=== Do this ===
Render every entry verbatim.

===== Task data =====

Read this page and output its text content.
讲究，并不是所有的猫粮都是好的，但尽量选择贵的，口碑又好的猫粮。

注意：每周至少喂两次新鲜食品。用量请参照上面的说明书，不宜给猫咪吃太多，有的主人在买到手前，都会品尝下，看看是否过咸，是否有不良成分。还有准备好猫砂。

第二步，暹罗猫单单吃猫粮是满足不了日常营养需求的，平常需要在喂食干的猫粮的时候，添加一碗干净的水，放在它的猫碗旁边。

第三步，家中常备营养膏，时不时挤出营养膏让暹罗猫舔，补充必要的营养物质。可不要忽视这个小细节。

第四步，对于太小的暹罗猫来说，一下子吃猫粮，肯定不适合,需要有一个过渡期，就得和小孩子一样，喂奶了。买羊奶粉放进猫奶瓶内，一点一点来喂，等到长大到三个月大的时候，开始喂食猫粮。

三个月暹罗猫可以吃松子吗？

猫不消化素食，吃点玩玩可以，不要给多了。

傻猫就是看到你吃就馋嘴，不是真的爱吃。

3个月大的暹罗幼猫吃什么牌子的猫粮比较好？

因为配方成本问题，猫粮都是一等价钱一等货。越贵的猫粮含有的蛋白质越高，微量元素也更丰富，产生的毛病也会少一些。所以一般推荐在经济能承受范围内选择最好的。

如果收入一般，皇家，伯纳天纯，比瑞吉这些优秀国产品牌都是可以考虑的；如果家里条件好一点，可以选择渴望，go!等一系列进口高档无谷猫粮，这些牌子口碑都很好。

=====

=== Task solution ===
Read this page and output its text content.
讲究，并不是所有的猫粮都是好的，但尽量选择贵的，口碑又好的猫粮。

注意：每周至少喂两次新鲜食品。用量请参照上面的说明书，不宜给猫咪吃太多，有的主人在买到手前，都会品尝下，看看是否过咸，是否有不良成分。还有准备好猫砂。

第二步，暹罗猫单单吃猫粮是满足不了日常营养需求的，平常需要在喂食干的猫粮的时候，添加一碗干净的水，放在它的猫碗旁边。

第三步，家中常备营养膏，时不时挤出营养膏让暹罗猫舔，补充必要的营养物质。可不要忽视这个小细节。

第四步，对于太小的暹罗猫来说，一下子吃猫粮，肯定不适合,需要有一个过渡期，就得和小孩子一样，喂奶了。买羊奶粉放进猫奶瓶内，一点一点来喂，等到长大到三个月大的时候，开始喂食猫粮。

三个月暹罗猫可以吃松子吗？

猫不消化素食，吃点玩玩可以，不要给多了。

傻猫就是看到你吃就馋嘴，不是真的爱吃。

3个月大的暹罗幼猫吃什么牌子的猫粮比较好？

因为配方成本问题，猫粮都是一等价钱一等货。越贵的猫粮含有的蛋白质越高，微量元素也更丰富，产生的毛病也会少一些。所以一般推荐在经济能承受范围内选择最好的。

如果收入一般，皇家，伯纳天纯，比瑞吉这些优秀国产品牌都是可以考虑的；如果家里条件好一点，可以选择渴望，go!等一系列进口高档无谷猫粮，这些牌子口碑都很好。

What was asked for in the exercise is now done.